- _Exercise brief_
Pick the lines holding the string "spek" out of the records and copy them.

Items from a dataset
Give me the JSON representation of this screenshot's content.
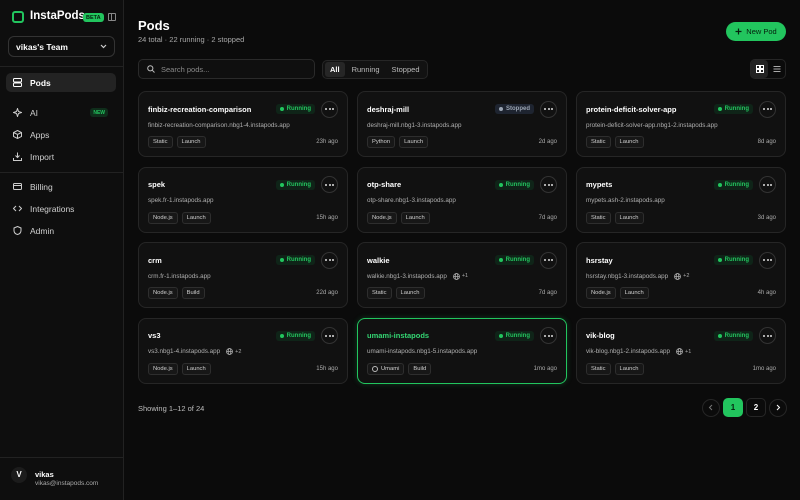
{
  "sidebar": {
    "brand": "InstaPods",
    "badge": "BETA",
    "team": "vikas's Team",
    "nav": [
      {
        "label": "Pods"
      },
      {
        "label": "AI",
        "badge": "NEW"
      },
      {
        "label": "Apps"
      },
      {
        "label": "Import"
      }
    ],
    "nav_secondary": [
      {
        "label": "Billing"
      },
      {
        "label": "Integrations"
      },
      {
        "label": "Admin"
      }
    ],
    "user": {
      "initial": "V",
      "name": "vikas",
      "email": "vikas@instapods.com"
    }
  },
  "header": {
    "title": "Pods",
    "subtitle": "24 total · 22 running · 2 stopped",
    "new_button": "New Pod"
  },
  "toolbar": {
    "search_placeholder": "Search pods...",
    "filters": [
      "All",
      "Running",
      "Stopped"
    ]
  },
  "pods": [
    {
      "name": "finbiz-recreation-comparison",
      "status": "Running",
      "url": "finbiz-recreation-comparison.nbg1-4.instapods.app",
      "tags": [
        "Static",
        "Launch"
      ],
      "time": "23h ago"
    },
    {
      "name": "deshraj-mill",
      "status": "Stopped",
      "url": "deshraj-mill.nbg1-3.instapods.app",
      "tags": [
        "Python",
        "Launch"
      ],
      "time": "2d ago"
    },
    {
      "name": "protein-deficit-solver-app",
      "status": "Running",
      "url": "protein-deficit-solver-app.nbg1-2.instapods.app",
      "tags": [
        "Static",
        "Launch"
      ],
      "time": "8d ago"
    },
    {
      "name": "spek",
      "status": "Running",
      "url": "spek.fr-1.instapods.app",
      "tags": [
        "Node.js",
        "Launch"
      ],
      "time": "15h ago"
    },
    {
      "name": "otp-share",
      "status": "Running",
      "url": "otp-share.nbg1-3.instapods.app",
      "tags": [
        "Node.js",
        "Launch"
      ],
      "time": "7d ago"
    },
    {
      "name": "mypets",
      "status": "Running",
      "url": "mypets.ash-2.instapods.app",
      "tags": [
        "Static",
        "Launch"
      ],
      "time": "3d ago"
    },
    {
      "name": "crm",
      "status": "Running",
      "url": "crm.fr-1.instapods.app",
      "tags": [
        "Node.js",
        "Build"
      ],
      "time": "22d ago"
    },
    {
      "name": "walkie",
      "status": "Running",
      "url": "walkie.nbg1-3.instapods.app",
      "extra_domains": "+1",
      "tags": [
        "Static",
        "Launch"
      ],
      "time": "7d ago"
    },
    {
      "name": "hsrstay",
      "status": "Running",
      "url": "hsrstay.nbg1-3.instapods.app",
      "extra_domains": "+2",
      "tags": [
        "Node.js",
        "Launch"
      ],
      "time": "4h ago"
    },
    {
      "name": "vs3",
      "status": "Running",
      "url": "vs3.nbg1-4.instapods.app",
      "extra_domains": "+2",
      "tags": [
        "Node.js",
        "Launch"
      ],
      "time": "15h ago"
    },
    {
      "name": "umami-instapods",
      "status": "Running",
      "url": "umami-instapods.nbg1-5.instapods.app",
      "tags": [
        "Umami",
        "Build"
      ],
      "time": "1mo ago"
    },
    {
      "name": "vik-blog",
      "status": "Running",
      "url": "vik-blog.nbg1-2.instapods.app",
      "extra_domains": "+1",
      "tags": [
        "Static",
        "Launch"
      ],
      "time": "1mo ago"
    }
  ],
  "footer": {
    "summary": "Showing 1–12 of 24",
    "pages": [
      "1",
      "2"
    ]
  }
}
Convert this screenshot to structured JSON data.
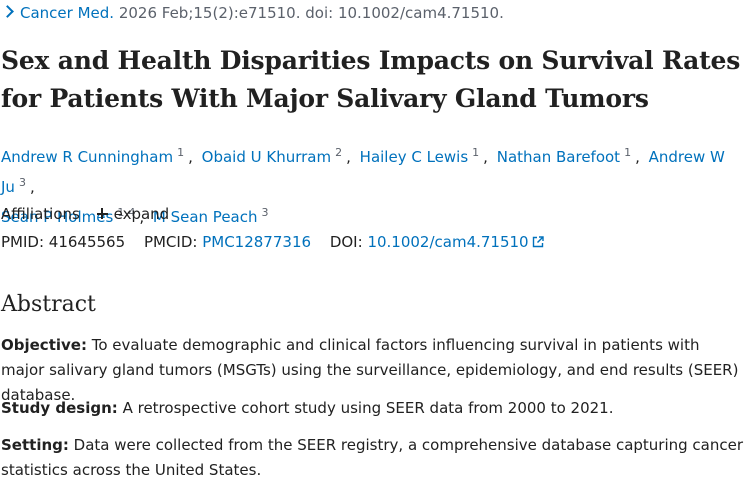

- _Answer to this problem_
      "name": "spek",
      "url": "spek.fr-1.instapods.app",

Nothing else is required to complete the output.